Stored records
--*--
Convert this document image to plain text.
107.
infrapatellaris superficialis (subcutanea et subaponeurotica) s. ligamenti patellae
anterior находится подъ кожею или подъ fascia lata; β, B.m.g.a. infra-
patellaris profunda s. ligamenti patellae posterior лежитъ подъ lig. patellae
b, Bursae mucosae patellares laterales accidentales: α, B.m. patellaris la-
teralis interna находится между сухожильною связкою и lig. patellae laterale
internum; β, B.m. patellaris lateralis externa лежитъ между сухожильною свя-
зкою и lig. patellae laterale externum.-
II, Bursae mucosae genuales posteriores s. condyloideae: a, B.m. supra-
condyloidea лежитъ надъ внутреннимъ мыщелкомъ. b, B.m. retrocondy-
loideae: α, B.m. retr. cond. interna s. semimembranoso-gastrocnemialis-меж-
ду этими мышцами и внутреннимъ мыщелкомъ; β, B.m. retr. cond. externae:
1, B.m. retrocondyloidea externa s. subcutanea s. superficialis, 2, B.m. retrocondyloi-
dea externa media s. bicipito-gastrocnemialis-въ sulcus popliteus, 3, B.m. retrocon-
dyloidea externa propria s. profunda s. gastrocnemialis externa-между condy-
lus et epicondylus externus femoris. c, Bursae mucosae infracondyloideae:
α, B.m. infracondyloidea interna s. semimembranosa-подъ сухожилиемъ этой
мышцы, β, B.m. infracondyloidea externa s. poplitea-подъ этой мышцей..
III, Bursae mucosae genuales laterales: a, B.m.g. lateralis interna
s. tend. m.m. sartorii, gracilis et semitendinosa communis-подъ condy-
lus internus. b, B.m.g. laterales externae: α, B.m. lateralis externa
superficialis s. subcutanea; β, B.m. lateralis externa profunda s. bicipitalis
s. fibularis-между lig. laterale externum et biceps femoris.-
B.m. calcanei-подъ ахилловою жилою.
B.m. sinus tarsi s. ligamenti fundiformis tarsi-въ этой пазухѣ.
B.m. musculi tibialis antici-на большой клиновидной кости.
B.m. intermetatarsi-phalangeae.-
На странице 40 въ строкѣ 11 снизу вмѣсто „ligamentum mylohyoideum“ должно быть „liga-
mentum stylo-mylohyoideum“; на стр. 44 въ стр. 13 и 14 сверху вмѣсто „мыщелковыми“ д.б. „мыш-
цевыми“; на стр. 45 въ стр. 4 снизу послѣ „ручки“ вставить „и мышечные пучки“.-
--*--
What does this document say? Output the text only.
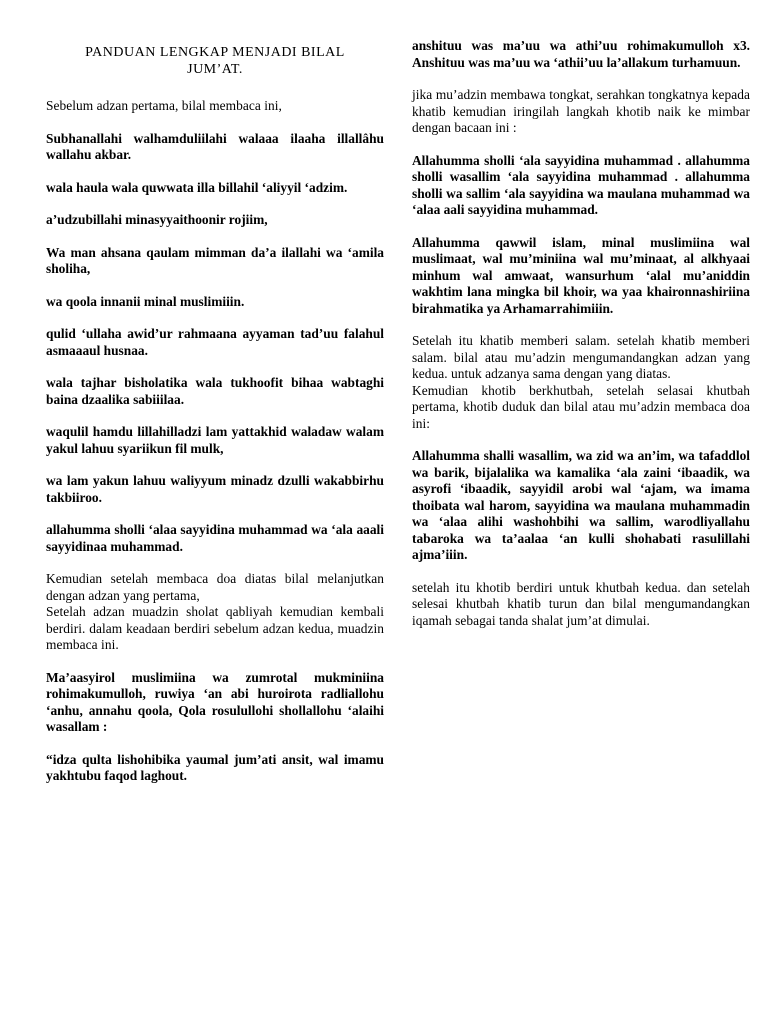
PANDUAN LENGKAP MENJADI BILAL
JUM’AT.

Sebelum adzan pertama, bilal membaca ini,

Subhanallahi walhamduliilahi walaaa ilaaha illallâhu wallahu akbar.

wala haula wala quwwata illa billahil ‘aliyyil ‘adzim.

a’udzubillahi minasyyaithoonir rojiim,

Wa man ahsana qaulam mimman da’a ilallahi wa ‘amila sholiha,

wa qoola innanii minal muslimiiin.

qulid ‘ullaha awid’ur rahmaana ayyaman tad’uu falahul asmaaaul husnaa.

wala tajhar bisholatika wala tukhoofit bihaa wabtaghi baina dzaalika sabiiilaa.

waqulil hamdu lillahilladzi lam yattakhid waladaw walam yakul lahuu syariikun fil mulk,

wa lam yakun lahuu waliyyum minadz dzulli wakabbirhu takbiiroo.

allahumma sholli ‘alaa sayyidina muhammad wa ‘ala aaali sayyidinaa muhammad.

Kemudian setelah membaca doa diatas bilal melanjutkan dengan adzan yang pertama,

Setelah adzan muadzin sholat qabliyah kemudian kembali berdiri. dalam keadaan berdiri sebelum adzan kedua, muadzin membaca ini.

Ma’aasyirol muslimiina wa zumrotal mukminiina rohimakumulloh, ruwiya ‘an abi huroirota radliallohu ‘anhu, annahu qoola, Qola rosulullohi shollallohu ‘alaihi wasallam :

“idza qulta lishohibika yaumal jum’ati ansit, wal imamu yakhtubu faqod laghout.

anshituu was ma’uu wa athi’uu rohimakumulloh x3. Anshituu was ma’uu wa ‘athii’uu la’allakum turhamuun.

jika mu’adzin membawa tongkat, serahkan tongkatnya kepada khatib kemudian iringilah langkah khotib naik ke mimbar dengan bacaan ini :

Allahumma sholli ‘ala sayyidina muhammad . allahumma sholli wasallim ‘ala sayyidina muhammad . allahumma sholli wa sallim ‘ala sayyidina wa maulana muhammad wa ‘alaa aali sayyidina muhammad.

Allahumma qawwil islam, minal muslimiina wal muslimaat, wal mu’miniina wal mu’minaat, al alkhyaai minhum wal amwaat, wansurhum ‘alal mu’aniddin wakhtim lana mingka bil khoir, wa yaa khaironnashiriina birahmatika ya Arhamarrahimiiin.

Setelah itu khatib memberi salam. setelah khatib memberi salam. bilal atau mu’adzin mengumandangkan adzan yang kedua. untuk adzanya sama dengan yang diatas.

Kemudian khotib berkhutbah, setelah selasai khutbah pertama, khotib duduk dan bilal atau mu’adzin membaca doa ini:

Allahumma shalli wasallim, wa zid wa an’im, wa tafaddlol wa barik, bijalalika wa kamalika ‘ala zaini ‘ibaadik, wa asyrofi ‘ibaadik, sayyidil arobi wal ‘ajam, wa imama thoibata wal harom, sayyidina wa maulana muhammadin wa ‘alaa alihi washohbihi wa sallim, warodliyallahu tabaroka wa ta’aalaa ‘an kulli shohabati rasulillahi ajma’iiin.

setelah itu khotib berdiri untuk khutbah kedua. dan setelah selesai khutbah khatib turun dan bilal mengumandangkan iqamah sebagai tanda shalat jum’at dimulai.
--*--
▶ WHAT YOU HAVE TO DO: From the data above, copy each line that has the string "khutbah".

▶ EXERCISE RESULT:
Kemudian khotib berkhutbah, setelah selasai khutbah pertama, khotib duduk dan bilal atau mu’adzin membaca doa ini:
setelah itu khotib berdiri untuk khutbah kedua. dan setelah selesai khutbah khatib turun dan bilal mengumandangkan iqamah sebagai tanda shalat jum’at dimulai.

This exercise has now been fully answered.